Data extracted from a collection:
"""
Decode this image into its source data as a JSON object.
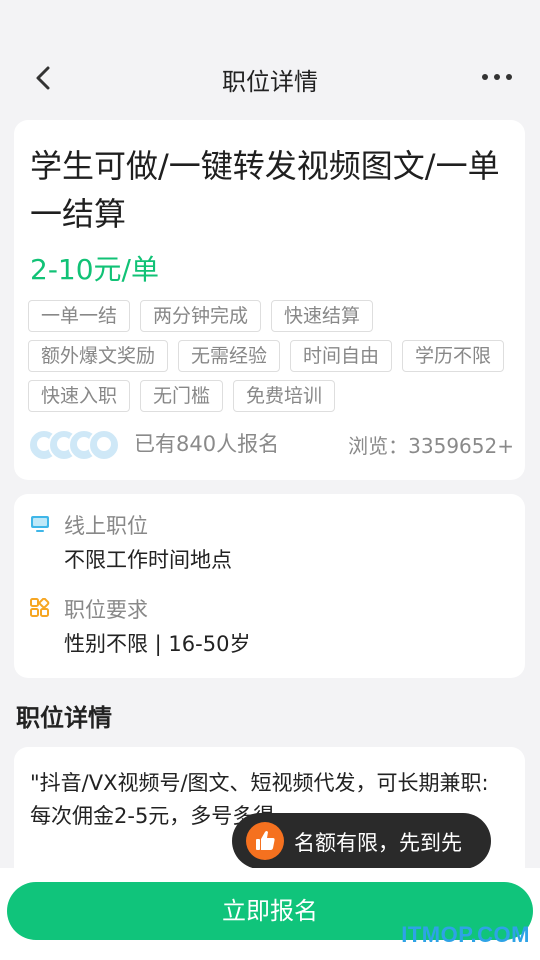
{
  "header": {
    "title": "职位详情",
    "back_icon": "chevron-left-icon",
    "more_icon": "more-icon"
  },
  "job": {
    "title": "学生可做/一键转发视频图文/一单一结算",
    "salary": "2-10元/单",
    "tags": [
      "一单一结",
      "两分钟完成",
      "快速结算",
      "额外爆文奖励",
      "无需经验",
      "时间自由",
      "学历不限",
      "快速入职",
      "无门槛",
      "免费培训"
    ],
    "applied": "已有840人报名",
    "views": "浏览：3359652+"
  },
  "info": {
    "location_label": "线上职位",
    "location_value": "不限工作时间地点",
    "requirement_label": "职位要求",
    "requirement_value": "性别不限 | 16-50岁"
  },
  "section": {
    "title": "职位详情"
  },
  "description": {
    "text": "\"抖音/VX视频号/图文、短视频代发，可长期兼职:\n每次佣金2-5元，多号多得"
  },
  "tooltip": {
    "text": "名额有限，先到先"
  },
  "footer": {
    "apply_label": "立即报名"
  },
  "watermark": "ITMOP.COM",
  "colors": {
    "accent": "#10c47b",
    "salary": "#11c276",
    "tooltip_bg": "#2a2a2a",
    "thumb": "#f5711f"
  }
}
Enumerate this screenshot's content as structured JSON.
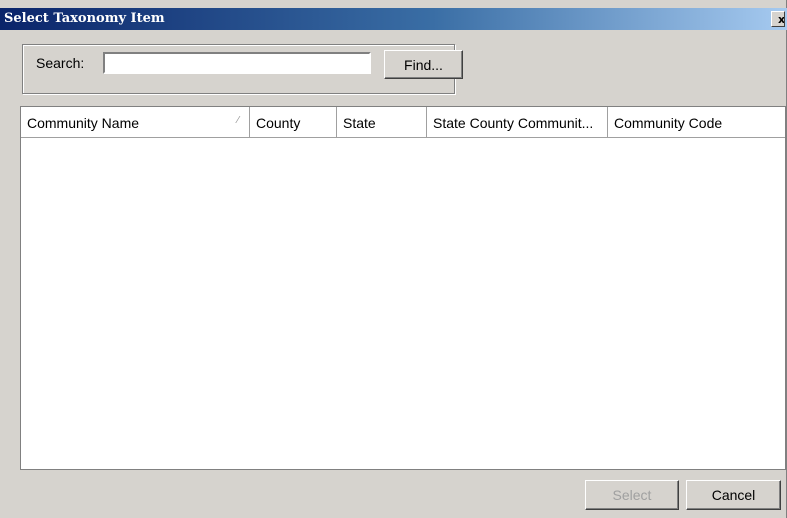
{
  "window": {
    "title": "Select Taxonomy Item",
    "close_glyph": "x"
  },
  "search": {
    "label": "Search:",
    "value": "",
    "placeholder": "",
    "find_label": "Find..."
  },
  "grid": {
    "columns": [
      {
        "label": "Community Name",
        "sort_icon": "sort-indicator-icon"
      },
      {
        "label": "County"
      },
      {
        "label": "State"
      },
      {
        "label": "State County Communit..."
      },
      {
        "label": "Community Code"
      }
    ],
    "rows": []
  },
  "footer": {
    "select_label": "Select",
    "select_enabled": false,
    "cancel_label": "Cancel"
  },
  "colors": {
    "dialog_bg": "#d6d3ce",
    "title_gradient_start": "#0a246a",
    "title_gradient_end": "#a6caf0",
    "disabled_text": "#a0a0a0"
  }
}
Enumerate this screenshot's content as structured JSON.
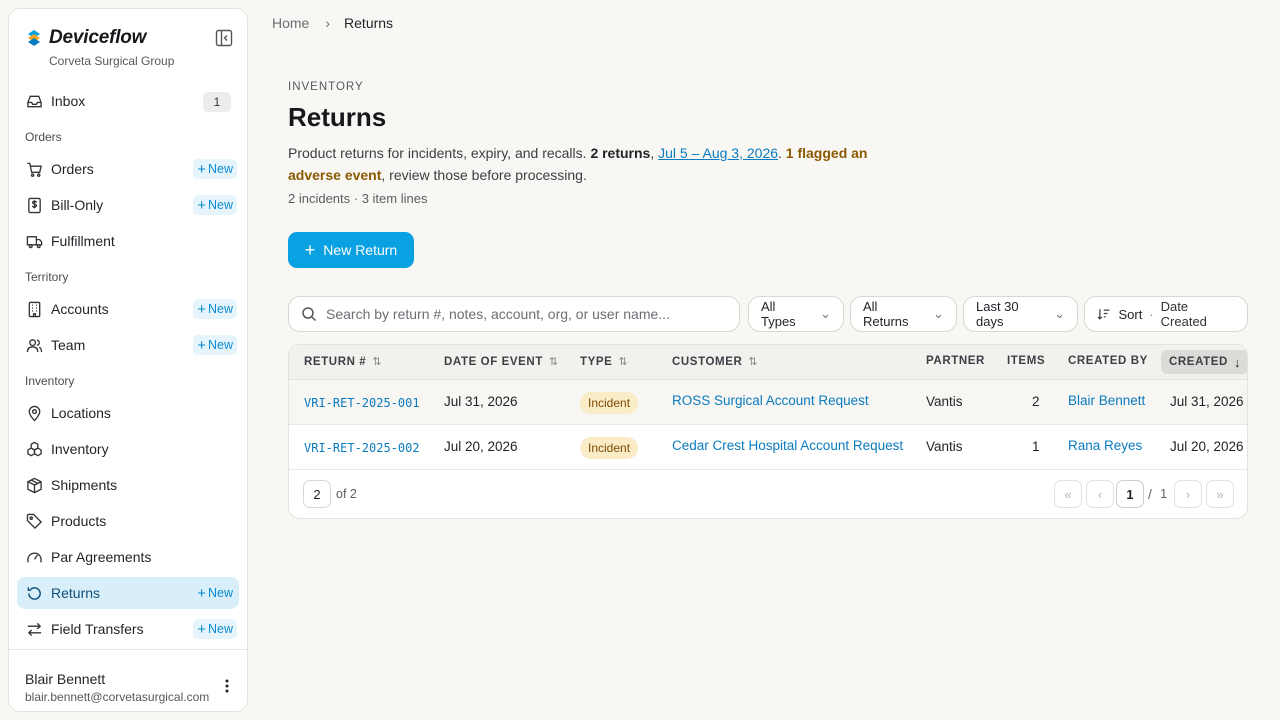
{
  "sidebar": {
    "brand": "Deviceflow",
    "org": "Corveta Surgical Group",
    "inbox": {
      "label": "Inbox",
      "count": "1"
    },
    "sections": [
      {
        "label": "Orders"
      },
      {
        "label": "Territory"
      },
      {
        "label": "Inventory"
      }
    ],
    "items": [
      {
        "label": "Orders",
        "new": "New"
      },
      {
        "label": "Bill-Only",
        "new": "New"
      },
      {
        "label": "Fulfillment"
      },
      {
        "label": "Accounts",
        "new": "New"
      },
      {
        "label": "Team",
        "new": "New"
      },
      {
        "label": "Locations"
      },
      {
        "label": "Inventory"
      },
      {
        "label": "Shipments"
      },
      {
        "label": "Products"
      },
      {
        "label": "Par Agreements"
      },
      {
        "label": "Returns",
        "new": "New",
        "active": true
      },
      {
        "label": "Field Transfers",
        "new": "New"
      }
    ],
    "user": {
      "name": "Blair Bennett",
      "email": "blair.bennett@corvetasurgical.com"
    }
  },
  "breadcrumb": {
    "home": "Home",
    "current": "Returns"
  },
  "header": {
    "eyebrow": "INVENTORY",
    "title": "Returns",
    "desc_intro": "Product returns for incidents, expiry, and recalls. ",
    "desc_count": "2 returns",
    "desc_comma": ", ",
    "desc_range": "Jul 5 – Aug 3, 2026",
    "desc_dot": ". ",
    "desc_flag": "1 flagged an adverse event",
    "desc_tail": ", review those before processing.",
    "meta": "2 incidents · 3 item lines"
  },
  "actions": {
    "new_return": "New Return"
  },
  "filters": {
    "search_placeholder": "Search by return #, notes, account, org, or user name...",
    "type": "All Types",
    "scope": "All Returns",
    "range": "Last 30 days",
    "sort_label": "Sort",
    "sort_sep": "·",
    "sort_value": "Date Created"
  },
  "table": {
    "columns": [
      "RETURN #",
      "DATE OF EVENT",
      "TYPE",
      "CUSTOMER",
      "PARTNER",
      "ITEMS",
      "CREATED BY",
      "CREATED"
    ],
    "rows": [
      {
        "id": "VRI-RET-2025-001",
        "event_date": "Jul 31, 2026",
        "type": "Incident",
        "customer": "ROSS Surgical Account Request",
        "partner": "Vantis",
        "items": "2",
        "created_by": "Blair Bennett",
        "created": "Jul 31, 2026"
      },
      {
        "id": "VRI-RET-2025-002",
        "event_date": "Jul 20, 2026",
        "type": "Incident",
        "customer": "Cedar Crest Hospital Account Request",
        "partner": "Vantis",
        "items": "1",
        "created_by": "Rana Reyes",
        "created": "Jul 20, 2026"
      }
    ],
    "page_size": "2",
    "of_total": "of 2",
    "page": "1",
    "page_sep": "/",
    "pages": "1"
  },
  "colors": {
    "accent": "#0aa1e2",
    "active_nav": "#d8eef9",
    "badge_bg": "#fbecc8"
  }
}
"""
:: Directions for this task ::
Write out the entries above word for word. Do not include the pictures.

:: Solved problem ::
Decode this image into its source data as a JSON object.
{
  "header": {
    "title": "职位详情",
    "back_icon": "chevron-left-icon",
    "more_icon": "more-icon"
  },
  "job": {
    "title": "学生可做/一键转发视频图文/一单一结算",
    "salary": "2-10元/单",
    "tags": [
      "一单一结",
      "两分钟完成",
      "快速结算",
      "额外爆文奖励",
      "无需经验",
      "时间自由",
      "学历不限",
      "快速入职",
      "无门槛",
      "免费培训"
    ],
    "applied": "已有840人报名",
    "views": "浏览：3359652+"
  },
  "info": {
    "location_label": "线上职位",
    "location_value": "不限工作时间地点",
    "requirement_label": "职位要求",
    "requirement_value": "性别不限 | 16-50岁"
  },
  "section": {
    "title": "职位详情"
  },
  "description": {
    "text": "\"抖音/VX视频号/图文、短视频代发，可长期兼职:\n每次佣金2-5元，多号多得"
  },
  "tooltip": {
    "text": "名额有限，先到先"
  },
  "footer": {
    "apply_label": "立即报名"
  },
  "watermark": "ITMOP.COM",
  "colors": {
    "accent": "#10c47b",
    "salary": "#11c276",
    "tooltip_bg": "#2a2a2a",
    "thumb": "#f5711f"
  }
}
Enumerate this screenshot's content as structured JSON.
{
  "window": {
    "title": "Select Taxonomy Item",
    "close_glyph": "x"
  },
  "search": {
    "label": "Search:",
    "value": "",
    "placeholder": "",
    "find_label": "Find..."
  },
  "grid": {
    "columns": [
      {
        "label": "Community Name",
        "sort_icon": "sort-indicator-icon"
      },
      {
        "label": "County"
      },
      {
        "label": "State"
      },
      {
        "label": "State County Communit..."
      },
      {
        "label": "Community Code"
      }
    ],
    "rows": []
  },
  "footer": {
    "select_label": "Select",
    "select_enabled": false,
    "cancel_label": "Cancel"
  },
  "colors": {
    "dialog_bg": "#d6d3ce",
    "title_gradient_start": "#0a246a",
    "title_gradient_end": "#a6caf0",
    "disabled_text": "#a0a0a0"
  }
}
Enumerate this screenshot's content as structured JSON.
{
  "sidebar": {
    "brand": "Deviceflow",
    "org": "Corveta Surgical Group",
    "inbox": {
      "label": "Inbox",
      "count": "1"
    },
    "sections": [
      {
        "label": "Orders"
      },
      {
        "label": "Territory"
      },
      {
        "label": "Inventory"
      }
    ],
    "items": [
      {
        "label": "Orders",
        "new": "New"
      },
      {
        "label": "Bill-Only",
        "new": "New"
      },
      {
        "label": "Fulfillment"
      },
      {
        "label": "Accounts",
        "new": "New"
      },
      {
        "label": "Team",
        "new": "New"
      },
      {
        "label": "Locations"
      },
      {
        "label": "Inventory"
      },
      {
        "label": "Shipments"
      },
      {
        "label": "Products"
      },
      {
        "label": "Par Agreements"
      },
      {
        "label": "Returns",
        "new": "New",
        "active": true
      },
      {
        "label": "Field Transfers",
        "new": "New"
      }
    ],
    "user": {
      "name": "Blair Bennett",
      "email": "blair.bennett@corvetasurgical.com"
    }
  },
  "breadcrumb": {
    "home": "Home",
    "current": "Returns"
  },
  "header": {
    "eyebrow": "INVENTORY",
    "title": "Returns",
    "desc_intro": "Product returns for incidents, expiry, and recalls. ",
    "desc_count": "2 returns",
    "desc_comma": ", ",
    "desc_range": "Jul 5 – Aug 3, 2026",
    "desc_dot": ". ",
    "desc_flag": "1 flagged an adverse event",
    "desc_tail": ", review those before processing.",
    "meta": "2 incidents · 3 item lines"
  },
  "actions": {
    "new_return": "New Return"
  },
  "filters": {
    "search_placeholder": "Search by return #, notes, account, org, or user name...",
    "type": "All Types",
    "scope": "All Returns",
    "range": "Last 30 days",
    "sort_label": "Sort",
    "sort_sep": "·",
    "sort_value": "Date Created"
  },
  "table": {
    "columns": [
      "RETURN #",
      "DATE OF EVENT",
      "TYPE",
      "CUSTOMER",
      "PARTNER",
      "ITEMS",
      "CREATED BY",
      "CREATED"
    ],
    "rows": [
      {
        "id": "VRI-RET-2025-001",
        "event_date": "Jul 31, 2026",
        "type": "Incident",
        "customer": "ROSS Surgical Account Request",
        "partner": "Vantis",
        "items": "2",
        "created_by": "Blair Bennett",
        "created": "Jul 31, 2026"
      },
      {
        "id": "VRI-RET-2025-002",
        "event_date": "Jul 20, 2026",
        "type": "Incident",
        "customer": "Cedar Crest Hospital Account Request",
        "partner": "Vantis",
        "items": "1",
        "created_by": "Rana Reyes",
        "created": "Jul 20, 2026"
      }
    ],
    "page_size": "2",
    "of_total": "of 2",
    "page": "1",
    "page_sep": "/",
    "pages": "1"
  },
  "colors": {
    "accent": "#0aa1e2",
    "active_nav": "#d8eef9",
    "badge_bg": "#fbecc8"
  }
}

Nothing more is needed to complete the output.